> TASK: Report only the number of lines in the records that contain the word "prueba".

Saved data entries
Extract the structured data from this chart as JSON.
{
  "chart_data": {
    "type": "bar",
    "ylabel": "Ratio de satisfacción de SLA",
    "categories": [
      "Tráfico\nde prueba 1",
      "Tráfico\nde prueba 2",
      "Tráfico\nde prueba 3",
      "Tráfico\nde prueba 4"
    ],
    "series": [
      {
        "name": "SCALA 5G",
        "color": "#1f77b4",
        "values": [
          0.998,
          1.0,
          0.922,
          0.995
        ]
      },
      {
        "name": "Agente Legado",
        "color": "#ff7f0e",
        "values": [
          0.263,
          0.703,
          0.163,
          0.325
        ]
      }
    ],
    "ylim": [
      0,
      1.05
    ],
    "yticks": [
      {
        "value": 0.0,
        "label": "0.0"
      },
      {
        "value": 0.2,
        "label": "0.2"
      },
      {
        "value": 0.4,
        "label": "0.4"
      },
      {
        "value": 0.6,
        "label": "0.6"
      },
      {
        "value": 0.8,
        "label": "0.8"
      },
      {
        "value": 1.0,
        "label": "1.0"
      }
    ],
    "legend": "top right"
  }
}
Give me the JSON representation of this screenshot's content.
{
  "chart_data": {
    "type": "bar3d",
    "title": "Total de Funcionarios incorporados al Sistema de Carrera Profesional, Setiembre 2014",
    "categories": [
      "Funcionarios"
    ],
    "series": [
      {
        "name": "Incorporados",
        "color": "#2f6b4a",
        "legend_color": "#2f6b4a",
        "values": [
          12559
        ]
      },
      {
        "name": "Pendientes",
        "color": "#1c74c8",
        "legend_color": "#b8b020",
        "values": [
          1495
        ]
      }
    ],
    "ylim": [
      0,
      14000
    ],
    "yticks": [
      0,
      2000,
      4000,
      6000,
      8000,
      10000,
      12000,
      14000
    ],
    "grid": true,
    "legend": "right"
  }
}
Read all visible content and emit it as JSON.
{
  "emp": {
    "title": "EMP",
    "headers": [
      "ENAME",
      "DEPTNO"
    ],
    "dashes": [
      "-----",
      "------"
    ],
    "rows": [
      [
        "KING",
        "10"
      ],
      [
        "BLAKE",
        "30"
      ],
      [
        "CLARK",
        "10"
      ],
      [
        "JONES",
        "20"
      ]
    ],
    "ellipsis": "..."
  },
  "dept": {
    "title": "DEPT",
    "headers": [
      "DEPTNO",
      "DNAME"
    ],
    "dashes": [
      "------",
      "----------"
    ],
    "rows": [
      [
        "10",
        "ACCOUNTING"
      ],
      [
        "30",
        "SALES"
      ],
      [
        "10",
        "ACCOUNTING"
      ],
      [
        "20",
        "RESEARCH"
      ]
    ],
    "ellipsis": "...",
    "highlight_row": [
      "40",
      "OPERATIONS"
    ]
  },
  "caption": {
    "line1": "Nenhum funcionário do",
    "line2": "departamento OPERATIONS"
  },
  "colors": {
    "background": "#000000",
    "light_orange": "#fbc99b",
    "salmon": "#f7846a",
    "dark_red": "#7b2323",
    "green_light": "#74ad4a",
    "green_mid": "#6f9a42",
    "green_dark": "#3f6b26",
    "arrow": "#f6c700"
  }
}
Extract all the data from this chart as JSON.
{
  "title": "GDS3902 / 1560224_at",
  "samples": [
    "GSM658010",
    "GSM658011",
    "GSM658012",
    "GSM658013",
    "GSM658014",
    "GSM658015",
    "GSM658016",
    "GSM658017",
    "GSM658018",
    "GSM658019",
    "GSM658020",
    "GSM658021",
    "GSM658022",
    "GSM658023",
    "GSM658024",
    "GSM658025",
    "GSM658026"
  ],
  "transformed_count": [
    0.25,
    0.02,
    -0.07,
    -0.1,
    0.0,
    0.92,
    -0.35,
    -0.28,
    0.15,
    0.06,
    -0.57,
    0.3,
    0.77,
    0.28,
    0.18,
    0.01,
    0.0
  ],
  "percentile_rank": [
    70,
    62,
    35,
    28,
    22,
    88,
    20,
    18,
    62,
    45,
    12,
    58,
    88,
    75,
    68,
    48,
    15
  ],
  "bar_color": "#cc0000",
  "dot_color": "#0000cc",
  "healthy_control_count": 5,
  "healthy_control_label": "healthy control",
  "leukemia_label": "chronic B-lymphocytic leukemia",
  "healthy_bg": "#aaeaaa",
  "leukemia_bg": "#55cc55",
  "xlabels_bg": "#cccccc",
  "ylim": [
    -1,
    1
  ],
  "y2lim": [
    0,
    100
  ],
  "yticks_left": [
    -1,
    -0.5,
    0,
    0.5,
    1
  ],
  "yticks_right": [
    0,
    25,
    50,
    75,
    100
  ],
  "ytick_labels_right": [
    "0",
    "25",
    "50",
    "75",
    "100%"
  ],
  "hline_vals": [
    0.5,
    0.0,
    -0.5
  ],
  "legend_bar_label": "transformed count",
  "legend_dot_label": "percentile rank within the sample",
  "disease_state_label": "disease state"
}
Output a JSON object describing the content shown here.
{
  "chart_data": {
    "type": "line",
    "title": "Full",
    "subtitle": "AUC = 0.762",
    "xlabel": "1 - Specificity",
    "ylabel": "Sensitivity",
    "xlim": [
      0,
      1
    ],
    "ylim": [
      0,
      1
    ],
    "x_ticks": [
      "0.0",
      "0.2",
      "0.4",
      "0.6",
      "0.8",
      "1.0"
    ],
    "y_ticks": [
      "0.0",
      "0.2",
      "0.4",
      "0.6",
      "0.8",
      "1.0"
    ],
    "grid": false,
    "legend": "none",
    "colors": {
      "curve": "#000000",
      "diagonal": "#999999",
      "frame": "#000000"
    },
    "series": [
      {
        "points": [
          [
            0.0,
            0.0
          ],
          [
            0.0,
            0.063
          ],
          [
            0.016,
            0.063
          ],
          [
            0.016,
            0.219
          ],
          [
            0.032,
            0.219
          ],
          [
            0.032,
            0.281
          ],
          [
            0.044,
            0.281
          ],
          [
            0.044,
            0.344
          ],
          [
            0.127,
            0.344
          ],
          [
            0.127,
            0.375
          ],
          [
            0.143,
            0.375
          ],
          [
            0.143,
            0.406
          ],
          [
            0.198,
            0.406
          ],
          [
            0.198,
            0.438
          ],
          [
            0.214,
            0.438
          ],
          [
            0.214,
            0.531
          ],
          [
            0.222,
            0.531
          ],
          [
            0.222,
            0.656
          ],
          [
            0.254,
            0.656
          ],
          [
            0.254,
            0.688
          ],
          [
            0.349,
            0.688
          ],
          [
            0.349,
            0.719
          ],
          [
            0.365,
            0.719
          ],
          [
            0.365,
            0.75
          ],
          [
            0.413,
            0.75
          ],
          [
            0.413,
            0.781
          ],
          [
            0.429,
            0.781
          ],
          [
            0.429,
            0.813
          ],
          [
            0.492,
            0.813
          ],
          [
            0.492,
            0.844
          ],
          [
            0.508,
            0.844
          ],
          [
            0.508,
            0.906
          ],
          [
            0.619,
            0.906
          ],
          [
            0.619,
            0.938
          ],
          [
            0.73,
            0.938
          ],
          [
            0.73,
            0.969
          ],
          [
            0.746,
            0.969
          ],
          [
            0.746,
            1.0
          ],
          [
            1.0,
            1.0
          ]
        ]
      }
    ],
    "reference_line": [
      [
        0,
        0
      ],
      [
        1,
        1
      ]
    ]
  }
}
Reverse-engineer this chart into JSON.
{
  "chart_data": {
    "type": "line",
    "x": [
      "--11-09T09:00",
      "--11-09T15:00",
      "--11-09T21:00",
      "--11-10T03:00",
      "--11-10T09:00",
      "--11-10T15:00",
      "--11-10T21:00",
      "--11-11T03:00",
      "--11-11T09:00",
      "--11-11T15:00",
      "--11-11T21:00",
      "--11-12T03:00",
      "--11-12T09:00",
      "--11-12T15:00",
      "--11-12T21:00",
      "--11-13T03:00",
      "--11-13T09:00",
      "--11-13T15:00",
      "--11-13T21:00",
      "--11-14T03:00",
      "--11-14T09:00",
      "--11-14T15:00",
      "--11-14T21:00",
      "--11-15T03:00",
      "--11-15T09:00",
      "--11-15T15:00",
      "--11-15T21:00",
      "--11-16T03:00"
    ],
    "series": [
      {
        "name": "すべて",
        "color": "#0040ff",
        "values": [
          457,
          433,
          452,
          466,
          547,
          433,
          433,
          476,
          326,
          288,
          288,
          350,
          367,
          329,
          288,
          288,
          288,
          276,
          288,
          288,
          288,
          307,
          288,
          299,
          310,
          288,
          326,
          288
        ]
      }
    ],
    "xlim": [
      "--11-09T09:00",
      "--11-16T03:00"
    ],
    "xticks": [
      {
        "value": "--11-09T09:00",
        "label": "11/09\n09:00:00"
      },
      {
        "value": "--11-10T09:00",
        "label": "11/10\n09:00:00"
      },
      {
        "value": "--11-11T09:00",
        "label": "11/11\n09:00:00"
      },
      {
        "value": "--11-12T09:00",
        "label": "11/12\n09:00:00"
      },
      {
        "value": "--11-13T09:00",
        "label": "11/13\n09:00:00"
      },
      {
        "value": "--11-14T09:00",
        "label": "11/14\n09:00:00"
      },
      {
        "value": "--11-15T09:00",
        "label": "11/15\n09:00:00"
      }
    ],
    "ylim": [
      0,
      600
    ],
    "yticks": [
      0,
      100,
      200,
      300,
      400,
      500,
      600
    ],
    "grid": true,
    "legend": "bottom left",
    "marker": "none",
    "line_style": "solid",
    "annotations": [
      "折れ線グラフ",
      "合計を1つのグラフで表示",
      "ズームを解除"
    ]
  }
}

> RESULT OF THE TASK: 4